**WHAT YOU WILL DO**
Copy each of the lines below verbatim, without altering a single character.
▬▬▬
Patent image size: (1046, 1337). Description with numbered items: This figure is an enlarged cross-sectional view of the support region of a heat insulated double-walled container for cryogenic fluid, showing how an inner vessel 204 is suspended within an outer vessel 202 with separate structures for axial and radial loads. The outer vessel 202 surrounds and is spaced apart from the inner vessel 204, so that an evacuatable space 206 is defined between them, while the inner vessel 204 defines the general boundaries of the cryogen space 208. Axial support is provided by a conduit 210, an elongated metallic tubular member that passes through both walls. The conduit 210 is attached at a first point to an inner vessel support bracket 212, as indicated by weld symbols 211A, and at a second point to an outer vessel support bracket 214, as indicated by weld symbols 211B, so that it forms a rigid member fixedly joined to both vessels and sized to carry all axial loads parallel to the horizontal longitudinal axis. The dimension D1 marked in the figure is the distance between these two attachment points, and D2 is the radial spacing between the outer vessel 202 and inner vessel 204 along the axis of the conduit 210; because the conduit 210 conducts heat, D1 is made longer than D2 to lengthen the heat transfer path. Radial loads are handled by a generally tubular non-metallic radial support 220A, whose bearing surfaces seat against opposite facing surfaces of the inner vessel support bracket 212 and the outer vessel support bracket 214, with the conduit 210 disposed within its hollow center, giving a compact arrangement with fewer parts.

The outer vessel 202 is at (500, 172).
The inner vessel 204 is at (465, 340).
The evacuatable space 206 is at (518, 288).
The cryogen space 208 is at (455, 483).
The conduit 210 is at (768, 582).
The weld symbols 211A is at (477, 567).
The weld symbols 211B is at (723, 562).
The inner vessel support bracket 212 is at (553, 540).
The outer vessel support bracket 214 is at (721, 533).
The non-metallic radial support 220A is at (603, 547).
▬▬▬
**TASK SOLUTION**
Patent image size: (1046, 1337). Description with numbered items: This figure is an enlarged cross-sectional view of the support region of a heat insulated double-walled container for cryogenic fluid, showing how an inner vessel 204 is suspended within an outer vessel 202 with separate structures for axial and radial loads. The outer vessel 202 surrounds and is spaced apart from the inner vessel 204, so that an evacuatable space 206 is defined between them, while the inner vessel 204 defines the general boundaries of the cryogen space 208. Axial support is provided by a conduit 210, an elongated metallic tubular member that passes through both walls. The conduit 210 is attached at a first point to an inner vessel support bracket 212, as indicated by weld symbols 211A, and at a second point to an outer vessel support bracket 214, as indicated by weld symbols 211B, so that it forms a rigid member fixedly joined to both vessels and sized to carry all axial loads parallel to the horizontal longitudinal axis. The dimension D1 marked in the figure is the distance between these two attachment points, and D2 is the radial spacing between the outer vessel 202 and inner vessel 204 along the axis of the conduit 210; because the conduit 210 conducts heat, D1 is made longer than D2 to lengthen the heat transfer path. Radial loads are handled by a generally tubular non-metallic radial support 220A, whose bearing surfaces seat against opposite facing surfaces of the inner vessel support bracket 212 and the outer vessel support bracket 214, with the conduit 210 disposed within its hollow center, giving a compact arrangement with fewer parts.

The outer vessel 202 is at (500, 172).
The inner vessel 204 is at (465, 340).
The evacuatable space 206 is at (518, 288).
The cryogen space 208 is at (455, 483).
The conduit 210 is at (768, 582).
The weld symbols 211A is at (477, 567).
The weld symbols 211B is at (723, 562).
The inner vessel support bracket 212 is at (553, 540).
The outer vessel support bracket 214 is at (721, 533).
The non-metallic radial support 220A is at (603, 547).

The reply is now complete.